# The task:
Which lines in the records below contain the word "estímulo"? Copy each of them.

# Material for this task:
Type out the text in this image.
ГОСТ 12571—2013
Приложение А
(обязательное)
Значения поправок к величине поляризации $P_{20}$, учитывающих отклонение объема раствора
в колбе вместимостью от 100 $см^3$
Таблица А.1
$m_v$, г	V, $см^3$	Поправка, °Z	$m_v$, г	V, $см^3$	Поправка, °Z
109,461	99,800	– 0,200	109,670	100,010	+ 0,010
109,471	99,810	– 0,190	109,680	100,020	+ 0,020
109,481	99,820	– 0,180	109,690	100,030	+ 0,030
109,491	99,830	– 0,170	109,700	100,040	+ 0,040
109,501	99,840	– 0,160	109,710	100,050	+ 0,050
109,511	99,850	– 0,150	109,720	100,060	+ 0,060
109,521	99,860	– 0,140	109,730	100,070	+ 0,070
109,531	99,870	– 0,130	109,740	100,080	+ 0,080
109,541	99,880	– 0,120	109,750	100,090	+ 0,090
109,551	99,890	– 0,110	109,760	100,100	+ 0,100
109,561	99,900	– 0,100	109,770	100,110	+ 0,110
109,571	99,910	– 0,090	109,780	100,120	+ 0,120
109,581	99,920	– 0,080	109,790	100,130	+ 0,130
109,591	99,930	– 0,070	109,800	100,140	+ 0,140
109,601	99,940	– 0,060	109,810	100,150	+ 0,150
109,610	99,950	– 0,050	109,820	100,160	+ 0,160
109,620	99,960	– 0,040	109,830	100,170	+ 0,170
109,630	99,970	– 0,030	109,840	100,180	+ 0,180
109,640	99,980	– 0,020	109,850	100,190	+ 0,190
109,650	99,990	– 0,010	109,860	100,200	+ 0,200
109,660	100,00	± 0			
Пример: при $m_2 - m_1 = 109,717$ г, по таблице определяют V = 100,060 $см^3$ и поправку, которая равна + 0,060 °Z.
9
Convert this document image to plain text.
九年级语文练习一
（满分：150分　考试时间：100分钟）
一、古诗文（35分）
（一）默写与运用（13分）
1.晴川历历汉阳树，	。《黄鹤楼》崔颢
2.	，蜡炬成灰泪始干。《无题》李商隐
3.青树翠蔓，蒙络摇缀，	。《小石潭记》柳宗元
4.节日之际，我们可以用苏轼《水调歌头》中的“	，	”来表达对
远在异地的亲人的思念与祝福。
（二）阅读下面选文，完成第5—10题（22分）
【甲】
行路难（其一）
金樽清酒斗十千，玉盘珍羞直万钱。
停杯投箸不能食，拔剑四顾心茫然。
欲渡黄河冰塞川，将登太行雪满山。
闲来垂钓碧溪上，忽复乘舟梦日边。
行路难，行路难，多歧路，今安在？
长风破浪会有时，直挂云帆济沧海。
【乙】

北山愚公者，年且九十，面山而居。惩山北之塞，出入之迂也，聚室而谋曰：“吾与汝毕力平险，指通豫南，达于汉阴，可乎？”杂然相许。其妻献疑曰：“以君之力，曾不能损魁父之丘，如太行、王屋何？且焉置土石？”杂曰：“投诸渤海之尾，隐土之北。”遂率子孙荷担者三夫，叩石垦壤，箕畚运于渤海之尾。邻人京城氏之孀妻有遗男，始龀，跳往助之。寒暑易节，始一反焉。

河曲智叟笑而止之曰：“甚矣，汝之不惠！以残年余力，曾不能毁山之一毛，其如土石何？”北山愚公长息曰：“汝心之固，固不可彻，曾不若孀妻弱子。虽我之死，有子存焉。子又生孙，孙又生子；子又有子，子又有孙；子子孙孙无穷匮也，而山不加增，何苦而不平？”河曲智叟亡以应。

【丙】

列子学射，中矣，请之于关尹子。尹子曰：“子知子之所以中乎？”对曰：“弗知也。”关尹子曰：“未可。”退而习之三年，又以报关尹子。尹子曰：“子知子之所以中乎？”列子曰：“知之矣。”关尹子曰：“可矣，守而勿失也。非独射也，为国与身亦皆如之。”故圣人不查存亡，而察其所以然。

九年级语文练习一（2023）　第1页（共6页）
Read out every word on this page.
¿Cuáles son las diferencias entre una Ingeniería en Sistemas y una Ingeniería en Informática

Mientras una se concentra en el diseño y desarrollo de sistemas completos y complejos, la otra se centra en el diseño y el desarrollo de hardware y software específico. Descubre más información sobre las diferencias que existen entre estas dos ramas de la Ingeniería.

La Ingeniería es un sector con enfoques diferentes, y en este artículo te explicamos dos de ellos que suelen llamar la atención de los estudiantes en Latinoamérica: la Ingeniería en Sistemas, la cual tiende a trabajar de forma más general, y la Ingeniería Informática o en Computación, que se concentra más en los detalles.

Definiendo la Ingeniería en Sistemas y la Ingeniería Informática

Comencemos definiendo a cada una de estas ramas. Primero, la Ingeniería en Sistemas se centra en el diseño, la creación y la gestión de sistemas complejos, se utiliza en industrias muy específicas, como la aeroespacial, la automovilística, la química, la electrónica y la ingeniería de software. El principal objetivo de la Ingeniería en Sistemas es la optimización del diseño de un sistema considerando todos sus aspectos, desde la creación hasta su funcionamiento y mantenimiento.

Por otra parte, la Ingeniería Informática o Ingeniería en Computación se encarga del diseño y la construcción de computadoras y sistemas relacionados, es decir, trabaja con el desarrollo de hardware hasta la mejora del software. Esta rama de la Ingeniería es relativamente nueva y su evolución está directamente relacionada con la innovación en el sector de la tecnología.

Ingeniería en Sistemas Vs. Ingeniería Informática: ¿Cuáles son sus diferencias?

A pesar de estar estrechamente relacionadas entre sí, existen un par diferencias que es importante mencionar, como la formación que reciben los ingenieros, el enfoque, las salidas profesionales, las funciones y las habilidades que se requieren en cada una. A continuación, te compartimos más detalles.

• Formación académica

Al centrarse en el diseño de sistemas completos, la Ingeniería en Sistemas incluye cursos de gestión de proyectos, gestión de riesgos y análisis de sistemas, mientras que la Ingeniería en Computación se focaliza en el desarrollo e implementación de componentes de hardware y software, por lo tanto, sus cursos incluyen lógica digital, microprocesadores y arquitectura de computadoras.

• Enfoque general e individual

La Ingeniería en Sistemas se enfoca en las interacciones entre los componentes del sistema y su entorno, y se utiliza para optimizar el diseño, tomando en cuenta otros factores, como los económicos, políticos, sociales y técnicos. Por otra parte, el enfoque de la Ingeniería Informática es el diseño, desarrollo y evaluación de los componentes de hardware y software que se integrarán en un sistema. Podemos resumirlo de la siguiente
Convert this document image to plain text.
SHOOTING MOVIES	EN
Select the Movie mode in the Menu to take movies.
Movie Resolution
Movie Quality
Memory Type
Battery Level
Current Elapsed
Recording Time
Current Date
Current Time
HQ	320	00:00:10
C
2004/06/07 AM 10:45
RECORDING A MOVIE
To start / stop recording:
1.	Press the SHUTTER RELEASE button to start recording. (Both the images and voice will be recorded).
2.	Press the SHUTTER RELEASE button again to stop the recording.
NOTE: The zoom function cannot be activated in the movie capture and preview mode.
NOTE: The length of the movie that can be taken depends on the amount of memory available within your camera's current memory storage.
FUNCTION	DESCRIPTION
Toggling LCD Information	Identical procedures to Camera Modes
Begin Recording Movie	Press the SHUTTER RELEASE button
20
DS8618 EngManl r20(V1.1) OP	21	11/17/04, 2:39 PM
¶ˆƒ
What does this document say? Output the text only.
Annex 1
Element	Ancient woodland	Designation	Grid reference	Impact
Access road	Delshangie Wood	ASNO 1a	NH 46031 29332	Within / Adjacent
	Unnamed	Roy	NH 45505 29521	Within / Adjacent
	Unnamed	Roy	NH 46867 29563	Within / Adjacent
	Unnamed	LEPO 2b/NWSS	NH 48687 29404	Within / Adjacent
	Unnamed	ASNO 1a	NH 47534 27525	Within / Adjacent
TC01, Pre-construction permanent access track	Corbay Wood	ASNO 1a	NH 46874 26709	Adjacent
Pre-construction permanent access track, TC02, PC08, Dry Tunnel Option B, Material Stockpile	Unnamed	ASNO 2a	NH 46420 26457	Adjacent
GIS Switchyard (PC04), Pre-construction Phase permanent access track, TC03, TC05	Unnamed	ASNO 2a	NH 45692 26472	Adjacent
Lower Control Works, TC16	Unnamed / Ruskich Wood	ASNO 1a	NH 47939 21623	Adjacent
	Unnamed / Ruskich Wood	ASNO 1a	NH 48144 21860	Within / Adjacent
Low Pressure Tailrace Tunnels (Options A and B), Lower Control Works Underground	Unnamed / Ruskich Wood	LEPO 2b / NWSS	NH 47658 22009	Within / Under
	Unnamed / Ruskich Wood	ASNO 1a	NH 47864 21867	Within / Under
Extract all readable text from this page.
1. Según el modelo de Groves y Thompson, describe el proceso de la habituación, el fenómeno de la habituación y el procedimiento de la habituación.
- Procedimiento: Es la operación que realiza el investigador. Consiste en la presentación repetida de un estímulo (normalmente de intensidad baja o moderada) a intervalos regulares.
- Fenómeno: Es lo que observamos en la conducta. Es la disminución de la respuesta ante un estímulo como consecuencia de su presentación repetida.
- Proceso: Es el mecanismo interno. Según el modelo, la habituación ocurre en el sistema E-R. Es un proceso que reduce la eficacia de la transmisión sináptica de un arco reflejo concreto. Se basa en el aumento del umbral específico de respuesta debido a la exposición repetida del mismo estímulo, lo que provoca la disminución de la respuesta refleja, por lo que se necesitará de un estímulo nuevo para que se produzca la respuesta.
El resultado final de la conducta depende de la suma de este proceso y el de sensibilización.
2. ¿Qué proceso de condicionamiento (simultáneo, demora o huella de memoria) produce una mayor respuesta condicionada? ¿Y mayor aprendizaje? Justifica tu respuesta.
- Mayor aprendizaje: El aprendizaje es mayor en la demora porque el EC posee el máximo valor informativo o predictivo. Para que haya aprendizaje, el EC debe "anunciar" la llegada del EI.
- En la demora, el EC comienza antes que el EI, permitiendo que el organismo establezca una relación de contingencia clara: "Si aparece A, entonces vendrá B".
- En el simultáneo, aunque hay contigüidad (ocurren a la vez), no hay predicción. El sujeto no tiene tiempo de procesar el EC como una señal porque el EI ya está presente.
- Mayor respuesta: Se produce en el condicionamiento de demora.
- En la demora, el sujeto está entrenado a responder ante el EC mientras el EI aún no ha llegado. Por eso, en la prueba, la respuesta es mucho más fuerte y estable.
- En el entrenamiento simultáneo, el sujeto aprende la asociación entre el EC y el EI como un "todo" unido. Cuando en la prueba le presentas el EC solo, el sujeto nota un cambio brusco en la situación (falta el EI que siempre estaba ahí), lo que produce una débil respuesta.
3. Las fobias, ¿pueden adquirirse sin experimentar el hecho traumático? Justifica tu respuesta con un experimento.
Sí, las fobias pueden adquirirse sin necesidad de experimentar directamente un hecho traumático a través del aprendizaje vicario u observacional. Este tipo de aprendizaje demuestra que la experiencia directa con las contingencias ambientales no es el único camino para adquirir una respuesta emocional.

# Solution to this task:
- Procedimiento: Es la operación que realiza el investigador. Consiste en la presentación repetida de un estímulo (normalmente de intensidad baja o moderada) a intervalos regulares.
- Fenómeno: Es lo que observamos en la conducta. Es la disminución de la respuesta ante un estímulo como consecuencia de su presentación repetida.
- Proceso: Es el mecanismo interno. Según el modelo, la habituación ocurre en el sistema E-R. Es un proceso que reduce la eficacia de la transmisión sináptica de un arco reflejo concreto. Se basa en el aumento del umbral específico de respuesta debido a la exposición repetida del mismo estímulo, lo que provoca la disminución de la respuesta refleja, por lo que se necesitará de un estímulo nuevo para que se produzca la respuesta.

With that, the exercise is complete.